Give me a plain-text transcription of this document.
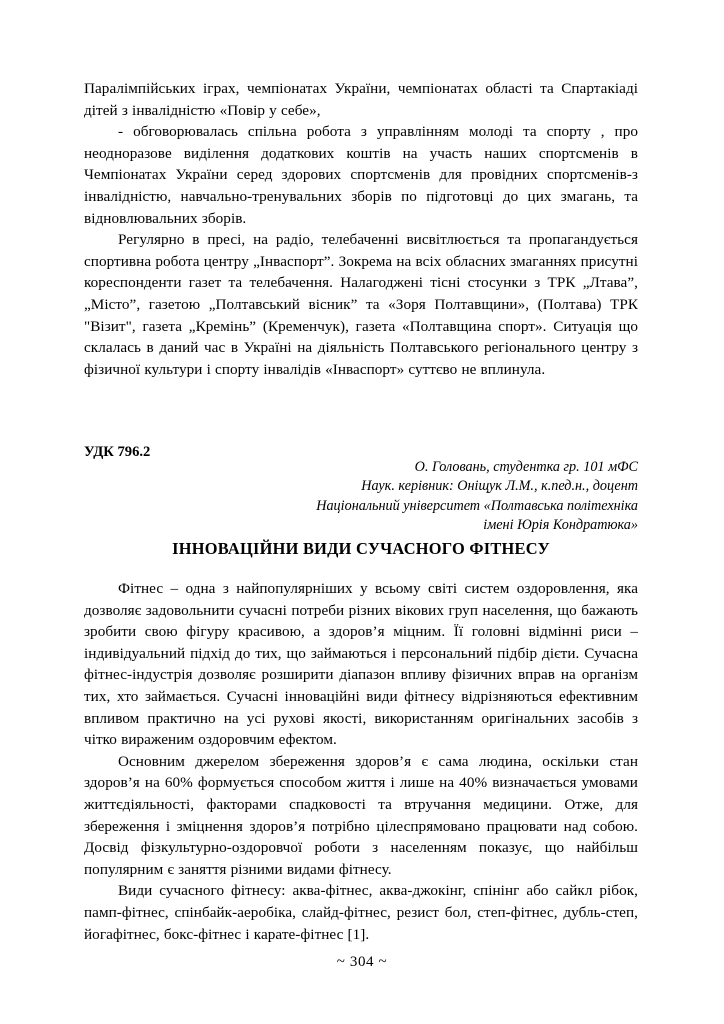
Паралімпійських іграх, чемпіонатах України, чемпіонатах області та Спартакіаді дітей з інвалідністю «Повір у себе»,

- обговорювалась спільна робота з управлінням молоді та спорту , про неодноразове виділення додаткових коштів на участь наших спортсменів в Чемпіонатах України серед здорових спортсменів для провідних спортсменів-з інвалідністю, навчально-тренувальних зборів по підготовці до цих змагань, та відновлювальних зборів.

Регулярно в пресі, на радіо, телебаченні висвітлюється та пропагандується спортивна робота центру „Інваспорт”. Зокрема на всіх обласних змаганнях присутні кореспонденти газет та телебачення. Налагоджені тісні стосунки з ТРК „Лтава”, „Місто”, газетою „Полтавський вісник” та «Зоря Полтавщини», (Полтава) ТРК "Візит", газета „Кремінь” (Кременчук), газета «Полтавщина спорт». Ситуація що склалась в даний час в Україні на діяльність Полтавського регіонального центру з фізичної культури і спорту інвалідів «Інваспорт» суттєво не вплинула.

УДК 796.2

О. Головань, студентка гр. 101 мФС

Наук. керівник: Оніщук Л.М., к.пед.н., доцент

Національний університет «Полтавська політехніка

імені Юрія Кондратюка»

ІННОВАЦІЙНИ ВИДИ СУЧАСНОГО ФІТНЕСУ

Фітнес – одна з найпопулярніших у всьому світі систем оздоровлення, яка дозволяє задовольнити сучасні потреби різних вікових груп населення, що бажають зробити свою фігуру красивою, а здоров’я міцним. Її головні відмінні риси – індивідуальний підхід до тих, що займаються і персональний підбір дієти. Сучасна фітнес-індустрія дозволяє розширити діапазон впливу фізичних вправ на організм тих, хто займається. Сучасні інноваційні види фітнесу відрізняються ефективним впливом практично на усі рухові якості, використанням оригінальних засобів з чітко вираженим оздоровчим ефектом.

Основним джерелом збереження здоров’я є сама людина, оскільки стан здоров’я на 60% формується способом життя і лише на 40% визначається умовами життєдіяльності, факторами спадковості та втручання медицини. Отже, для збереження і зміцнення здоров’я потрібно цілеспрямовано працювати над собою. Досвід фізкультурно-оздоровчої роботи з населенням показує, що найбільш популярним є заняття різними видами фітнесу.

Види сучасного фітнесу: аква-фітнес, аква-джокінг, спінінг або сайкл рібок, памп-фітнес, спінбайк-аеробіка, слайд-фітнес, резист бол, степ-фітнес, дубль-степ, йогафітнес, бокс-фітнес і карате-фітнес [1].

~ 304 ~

--

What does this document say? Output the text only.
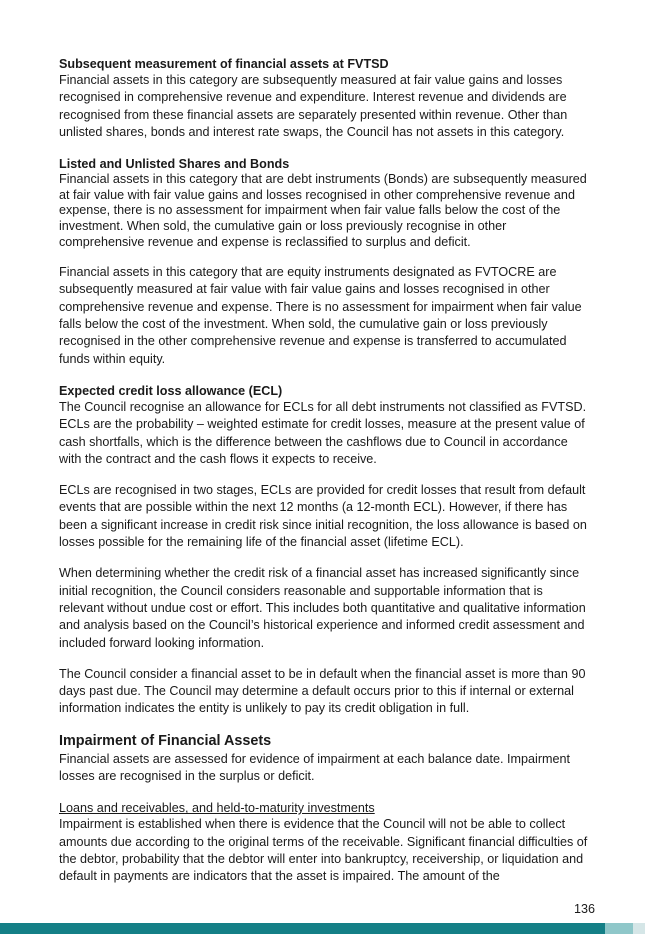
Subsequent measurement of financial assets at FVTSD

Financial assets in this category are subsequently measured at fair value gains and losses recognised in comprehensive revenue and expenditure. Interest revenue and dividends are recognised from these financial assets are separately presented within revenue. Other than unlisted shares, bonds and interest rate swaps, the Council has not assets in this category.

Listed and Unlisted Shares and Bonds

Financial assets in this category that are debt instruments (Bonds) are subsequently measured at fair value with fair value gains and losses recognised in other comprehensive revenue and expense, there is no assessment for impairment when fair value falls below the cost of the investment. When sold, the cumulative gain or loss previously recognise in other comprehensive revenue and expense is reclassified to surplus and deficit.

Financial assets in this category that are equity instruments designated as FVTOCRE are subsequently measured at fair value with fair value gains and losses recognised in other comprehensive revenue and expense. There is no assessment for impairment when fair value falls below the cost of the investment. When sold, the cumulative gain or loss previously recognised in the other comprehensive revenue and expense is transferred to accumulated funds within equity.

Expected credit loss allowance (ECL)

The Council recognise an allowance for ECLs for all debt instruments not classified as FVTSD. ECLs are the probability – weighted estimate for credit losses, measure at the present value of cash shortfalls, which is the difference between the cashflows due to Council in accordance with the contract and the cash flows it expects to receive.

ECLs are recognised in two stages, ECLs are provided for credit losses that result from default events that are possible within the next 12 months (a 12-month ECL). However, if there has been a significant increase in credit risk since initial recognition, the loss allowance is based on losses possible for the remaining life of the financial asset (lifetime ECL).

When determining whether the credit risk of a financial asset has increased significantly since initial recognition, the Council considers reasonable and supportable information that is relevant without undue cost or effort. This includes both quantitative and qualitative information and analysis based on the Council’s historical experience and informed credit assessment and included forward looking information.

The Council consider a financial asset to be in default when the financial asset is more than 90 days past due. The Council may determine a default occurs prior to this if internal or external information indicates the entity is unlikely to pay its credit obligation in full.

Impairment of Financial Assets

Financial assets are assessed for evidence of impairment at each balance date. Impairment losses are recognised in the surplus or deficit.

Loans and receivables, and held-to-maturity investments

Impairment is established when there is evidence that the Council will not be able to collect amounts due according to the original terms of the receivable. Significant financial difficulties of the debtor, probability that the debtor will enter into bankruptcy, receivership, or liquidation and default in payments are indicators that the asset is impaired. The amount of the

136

...

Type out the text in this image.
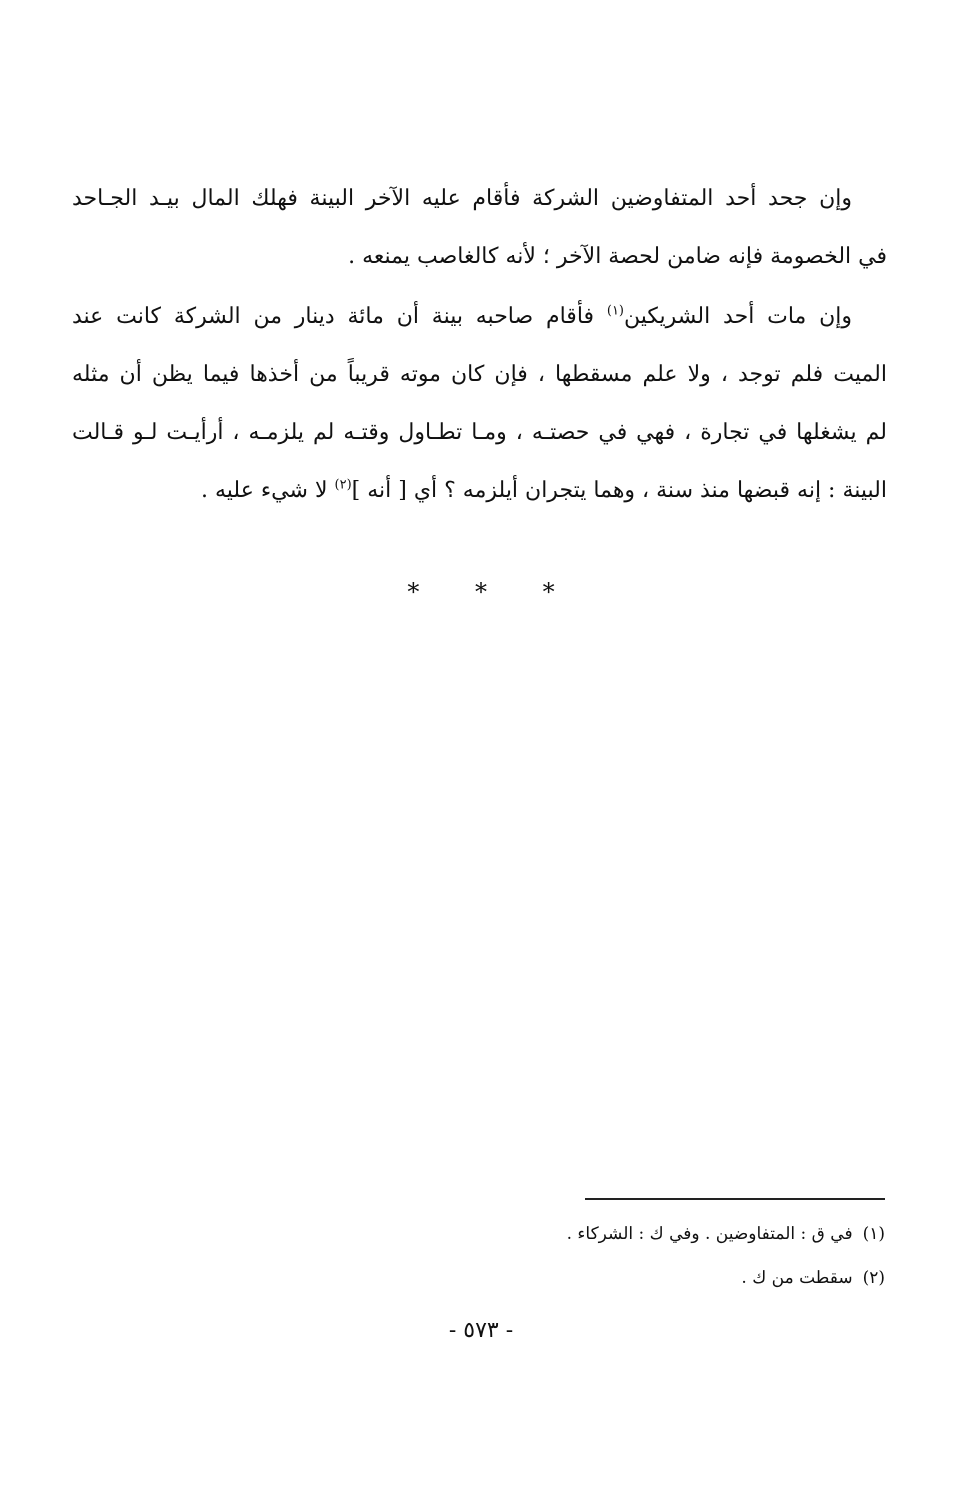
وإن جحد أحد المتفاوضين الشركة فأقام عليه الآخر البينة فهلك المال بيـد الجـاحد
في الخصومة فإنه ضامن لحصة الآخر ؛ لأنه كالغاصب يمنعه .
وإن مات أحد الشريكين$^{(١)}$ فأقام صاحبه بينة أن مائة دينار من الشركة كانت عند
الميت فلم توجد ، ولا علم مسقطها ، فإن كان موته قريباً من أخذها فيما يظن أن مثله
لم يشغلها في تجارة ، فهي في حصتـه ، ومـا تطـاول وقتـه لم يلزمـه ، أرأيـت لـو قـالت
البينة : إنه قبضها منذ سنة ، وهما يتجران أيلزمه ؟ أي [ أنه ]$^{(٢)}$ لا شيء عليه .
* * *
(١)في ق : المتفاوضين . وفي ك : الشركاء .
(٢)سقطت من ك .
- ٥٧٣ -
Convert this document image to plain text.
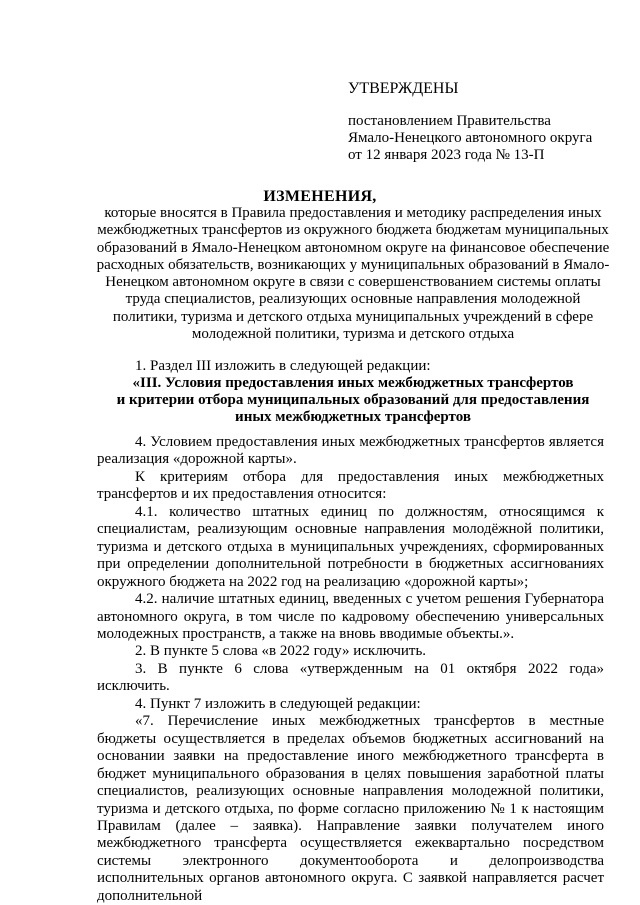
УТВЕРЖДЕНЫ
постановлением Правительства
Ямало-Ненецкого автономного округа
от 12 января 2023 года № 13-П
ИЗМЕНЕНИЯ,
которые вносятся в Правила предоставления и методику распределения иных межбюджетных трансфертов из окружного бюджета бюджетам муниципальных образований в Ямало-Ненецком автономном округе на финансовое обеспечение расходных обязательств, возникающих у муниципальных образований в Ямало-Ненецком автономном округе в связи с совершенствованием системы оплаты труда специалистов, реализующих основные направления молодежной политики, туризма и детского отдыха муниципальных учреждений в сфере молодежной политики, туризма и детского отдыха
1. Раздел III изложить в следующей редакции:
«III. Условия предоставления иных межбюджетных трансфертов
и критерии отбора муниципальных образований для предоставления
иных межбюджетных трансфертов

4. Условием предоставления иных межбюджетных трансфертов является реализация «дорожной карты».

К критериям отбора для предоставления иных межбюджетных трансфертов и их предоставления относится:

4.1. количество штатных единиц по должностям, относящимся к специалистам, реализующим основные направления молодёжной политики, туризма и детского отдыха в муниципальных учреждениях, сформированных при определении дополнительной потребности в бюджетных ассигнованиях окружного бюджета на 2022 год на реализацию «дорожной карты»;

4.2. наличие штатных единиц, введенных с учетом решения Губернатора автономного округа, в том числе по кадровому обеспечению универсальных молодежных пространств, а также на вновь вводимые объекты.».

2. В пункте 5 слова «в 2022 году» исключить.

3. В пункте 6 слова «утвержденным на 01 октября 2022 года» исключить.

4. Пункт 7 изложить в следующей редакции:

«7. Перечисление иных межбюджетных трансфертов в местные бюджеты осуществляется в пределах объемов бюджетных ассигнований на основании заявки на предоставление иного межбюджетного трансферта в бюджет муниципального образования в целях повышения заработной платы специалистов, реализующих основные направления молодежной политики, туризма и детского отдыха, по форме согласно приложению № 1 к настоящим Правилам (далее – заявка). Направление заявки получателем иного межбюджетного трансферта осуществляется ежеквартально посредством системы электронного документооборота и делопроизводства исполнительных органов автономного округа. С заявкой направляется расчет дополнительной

— Request —
Find every line in the listing that holds the string "следующей", then say how many there are as a bare number.

— The completed task —
2